**Figure dataset records**
=-=-=

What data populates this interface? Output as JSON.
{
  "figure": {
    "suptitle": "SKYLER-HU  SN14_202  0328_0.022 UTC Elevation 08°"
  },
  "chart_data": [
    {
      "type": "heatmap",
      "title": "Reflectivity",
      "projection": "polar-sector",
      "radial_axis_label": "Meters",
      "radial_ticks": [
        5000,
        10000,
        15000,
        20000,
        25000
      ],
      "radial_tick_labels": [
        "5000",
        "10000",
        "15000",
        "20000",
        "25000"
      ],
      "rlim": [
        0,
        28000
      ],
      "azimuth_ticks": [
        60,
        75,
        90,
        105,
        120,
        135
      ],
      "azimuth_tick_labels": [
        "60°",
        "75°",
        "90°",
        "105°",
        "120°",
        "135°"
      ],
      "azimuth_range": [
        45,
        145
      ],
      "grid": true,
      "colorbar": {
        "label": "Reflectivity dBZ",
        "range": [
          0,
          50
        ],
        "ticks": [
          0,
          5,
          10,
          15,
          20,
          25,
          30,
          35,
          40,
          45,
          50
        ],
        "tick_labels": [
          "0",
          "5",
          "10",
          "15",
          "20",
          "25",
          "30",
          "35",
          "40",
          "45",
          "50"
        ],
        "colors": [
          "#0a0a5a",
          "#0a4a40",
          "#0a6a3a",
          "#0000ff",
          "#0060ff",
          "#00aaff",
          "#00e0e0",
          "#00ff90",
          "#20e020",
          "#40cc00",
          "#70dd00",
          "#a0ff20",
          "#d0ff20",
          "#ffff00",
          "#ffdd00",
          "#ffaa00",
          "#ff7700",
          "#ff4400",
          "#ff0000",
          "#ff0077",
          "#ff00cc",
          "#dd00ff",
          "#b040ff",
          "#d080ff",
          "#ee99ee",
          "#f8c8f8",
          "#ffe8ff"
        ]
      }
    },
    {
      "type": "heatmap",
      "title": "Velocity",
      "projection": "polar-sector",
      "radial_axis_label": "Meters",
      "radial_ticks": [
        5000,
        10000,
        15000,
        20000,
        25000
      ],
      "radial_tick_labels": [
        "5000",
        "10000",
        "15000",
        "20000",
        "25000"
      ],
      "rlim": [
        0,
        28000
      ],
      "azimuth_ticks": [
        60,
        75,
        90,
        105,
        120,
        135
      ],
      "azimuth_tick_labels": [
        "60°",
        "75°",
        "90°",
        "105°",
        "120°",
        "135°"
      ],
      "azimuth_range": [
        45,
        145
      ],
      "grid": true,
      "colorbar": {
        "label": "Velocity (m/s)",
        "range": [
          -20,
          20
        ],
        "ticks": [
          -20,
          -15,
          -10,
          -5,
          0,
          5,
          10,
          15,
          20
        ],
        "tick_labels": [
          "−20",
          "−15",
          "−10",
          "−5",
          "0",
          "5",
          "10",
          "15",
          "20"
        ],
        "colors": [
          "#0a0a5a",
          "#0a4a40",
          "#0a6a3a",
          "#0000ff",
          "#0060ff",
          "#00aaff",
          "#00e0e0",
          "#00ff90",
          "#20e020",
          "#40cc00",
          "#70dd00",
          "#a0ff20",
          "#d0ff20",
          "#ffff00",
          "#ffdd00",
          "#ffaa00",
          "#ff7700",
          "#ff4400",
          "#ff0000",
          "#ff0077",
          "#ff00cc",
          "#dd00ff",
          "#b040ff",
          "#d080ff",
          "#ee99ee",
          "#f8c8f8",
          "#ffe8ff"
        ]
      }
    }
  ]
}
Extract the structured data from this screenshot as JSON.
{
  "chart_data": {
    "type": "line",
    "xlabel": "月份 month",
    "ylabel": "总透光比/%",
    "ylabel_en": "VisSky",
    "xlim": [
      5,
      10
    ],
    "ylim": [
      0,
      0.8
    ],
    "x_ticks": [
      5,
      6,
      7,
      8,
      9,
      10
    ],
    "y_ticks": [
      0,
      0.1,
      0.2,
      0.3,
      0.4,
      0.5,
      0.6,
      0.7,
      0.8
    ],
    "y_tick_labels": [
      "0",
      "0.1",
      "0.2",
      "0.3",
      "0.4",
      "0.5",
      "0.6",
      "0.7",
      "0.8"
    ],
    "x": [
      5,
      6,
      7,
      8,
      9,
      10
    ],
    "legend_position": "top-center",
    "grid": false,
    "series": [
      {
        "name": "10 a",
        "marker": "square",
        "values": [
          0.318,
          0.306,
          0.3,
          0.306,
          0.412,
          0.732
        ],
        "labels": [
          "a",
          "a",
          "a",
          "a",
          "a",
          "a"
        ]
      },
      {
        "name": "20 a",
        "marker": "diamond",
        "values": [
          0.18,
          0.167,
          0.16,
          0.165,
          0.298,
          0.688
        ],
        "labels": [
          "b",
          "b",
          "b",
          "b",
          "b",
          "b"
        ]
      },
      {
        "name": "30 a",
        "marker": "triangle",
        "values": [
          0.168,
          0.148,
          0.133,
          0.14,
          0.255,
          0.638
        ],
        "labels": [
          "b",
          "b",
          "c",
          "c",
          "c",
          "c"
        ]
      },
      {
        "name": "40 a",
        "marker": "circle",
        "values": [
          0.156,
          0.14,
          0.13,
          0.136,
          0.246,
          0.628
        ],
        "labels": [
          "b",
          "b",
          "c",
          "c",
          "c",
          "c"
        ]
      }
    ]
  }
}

=-=-=

**What the exercise asks**
Your task is to reproduce the whole listing exactly.

**The completed task**
What data populates this interface? Output as JSON.
{
  "figure": {
    "suptitle": "SKYLER-HU  SN14_202  0328_0.022 UTC Elevation 08°"
  },
  "chart_data": [
    {
      "type": "heatmap",
      "title": "Reflectivity",
      "projection": "polar-sector",
      "radial_axis_label": "Meters",
      "radial_ticks": [
        5000,
        10000,
        15000,
        20000,
        25000
      ],
      "radial_tick_labels": [
        "5000",
        "10000",
        "15000",
        "20000",
        "25000"
      ],
      "rlim": [
        0,
        28000
      ],
      "azimuth_ticks": [
        60,
        75,
        90,
        105,
        120,
        135
      ],
      "azimuth_tick_labels": [
        "60°",
        "75°",
        "90°",
        "105°",
        "120°",
        "135°"
      ],
      "azimuth_range": [
        45,
        145
      ],
      "grid": true,
      "colorbar": {
        "label": "Reflectivity dBZ",
        "range": [
          0,
          50
        ],
        "ticks": [
          0,
          5,
          10,
          15,
          20,
          25,
          30,
          35,
          40,
          45,
          50
        ],
        "tick_labels": [
          "0",
          "5",
          "10",
          "15",
          "20",
          "25",
          "30",
          "35",
          "40",
          "45",
          "50"
        ],
        "colors": [
          "#0a0a5a",
          "#0a4a40",
          "#0a6a3a",
          "#0000ff",
          "#0060ff",
          "#00aaff",
          "#00e0e0",
          "#00ff90",
          "#20e020",
          "#40cc00",
          "#70dd00",
          "#a0ff20",
          "#d0ff20",
          "#ffff00",
          "#ffdd00",
          "#ffaa00",
          "#ff7700",
          "#ff4400",
          "#ff0000",
          "#ff0077",
          "#ff00cc",
          "#dd00ff",
          "#b040ff",
          "#d080ff",
          "#ee99ee",
          "#f8c8f8",
          "#ffe8ff"
        ]
      }
    },
    {
      "type": "heatmap",
      "title": "Velocity",
      "projection": "polar-sector",
      "radial_axis_label": "Meters",
      "radial_ticks": [
        5000,
        10000,
        15000,
        20000,
        25000
      ],
      "radial_tick_labels": [
        "5000",
        "10000",
        "15000",
        "20000",
        "25000"
      ],
      "rlim": [
        0,
        28000
      ],
      "azimuth_ticks": [
        60,
        75,
        90,
        105,
        120,
        135
      ],
      "azimuth_tick_labels": [
        "60°",
        "75°",
        "90°",
        "105°",
        "120°",
        "135°"
      ],
      "azimuth_range": [
        45,
        145
      ],
      "grid": true,
      "colorbar": {
        "label": "Velocity (m/s)",
        "range": [
          -20,
          20
        ],
        "ticks": [
          -20,
          -15,
          -10,
          -5,
          0,
          5,
          10,
          15,
          20
        ],
        "tick_labels": [
          "−20",
          "−15",
          "−10",
          "−5",
          "0",
          "5",
          "10",
          "15",
          "20"
        ],
        "colors": [
          "#0a0a5a",
          "#0a4a40",
          "#0a6a3a",
          "#0000ff",
          "#0060ff",
          "#00aaff",
          "#00e0e0",
          "#00ff90",
          "#20e020",
          "#40cc00",
          "#70dd00",
          "#a0ff20",
          "#d0ff20",
          "#ffff00",
          "#ffdd00",
          "#ffaa00",
          "#ff7700",
          "#ff4400",
          "#ff0000",
          "#ff0077",
          "#ff00cc",
          "#dd00ff",
          "#b040ff",
          "#d080ff",
          "#ee99ee",
          "#f8c8f8",
          "#ffe8ff"
        ]
      }
    }
  ]
}
Extract the structured data from this screenshot as JSON.
{
  "chart_data": {
    "type": "line",
    "xlabel": "月份 month",
    "ylabel": "总透光比/%",
    "ylabel_en": "VisSky",
    "xlim": [
      5,
      10
    ],
    "ylim": [
      0,
      0.8
    ],
    "x_ticks": [
      5,
      6,
      7,
      8,
      9,
      10
    ],
    "y_ticks": [
      0,
      0.1,
      0.2,
      0.3,
      0.4,
      0.5,
      0.6,
      0.7,
      0.8
    ],
    "y_tick_labels": [
      "0",
      "0.1",
      "0.2",
      "0.3",
      "0.4",
      "0.5",
      "0.6",
      "0.7",
      "0.8"
    ],
    "x": [
      5,
      6,
      7,
      8,
      9,
      10
    ],
    "legend_position": "top-center",
    "grid": false,
    "series": [
      {
        "name": "10 a",
        "marker": "square",
        "values": [
          0.318,
          0.306,
          0.3,
          0.306,
          0.412,
          0.732
        ],
        "labels": [
          "a",
          "a",
          "a",
          "a",
          "a",
          "a"
        ]
      },
      {
        "name": "20 a",
        "marker": "diamond",
        "values": [
          0.18,
          0.167,
          0.16,
          0.165,
          0.298,
          0.688
        ],
        "labels": [
          "b",
          "b",
          "b",
          "b",
          "b",
          "b"
        ]
      },
      {
        "name": "30 a",
        "marker": "triangle",
        "values": [
          0.168,
          0.148,
          0.133,
          0.14,
          0.255,
          0.638
        ],
        "labels": [
          "b",
          "b",
          "c",
          "c",
          "c",
          "c"
        ]
      },
      {
        "name": "40 a",
        "marker": "circle",
        "values": [
          0.156,
          0.14,
          0.13,
          0.136,
          0.246,
          0.628
        ],
        "labels": [
          "b",
          "b",
          "c",
          "c",
          "c",
          "c"
        ]
      }
    ]
  }
}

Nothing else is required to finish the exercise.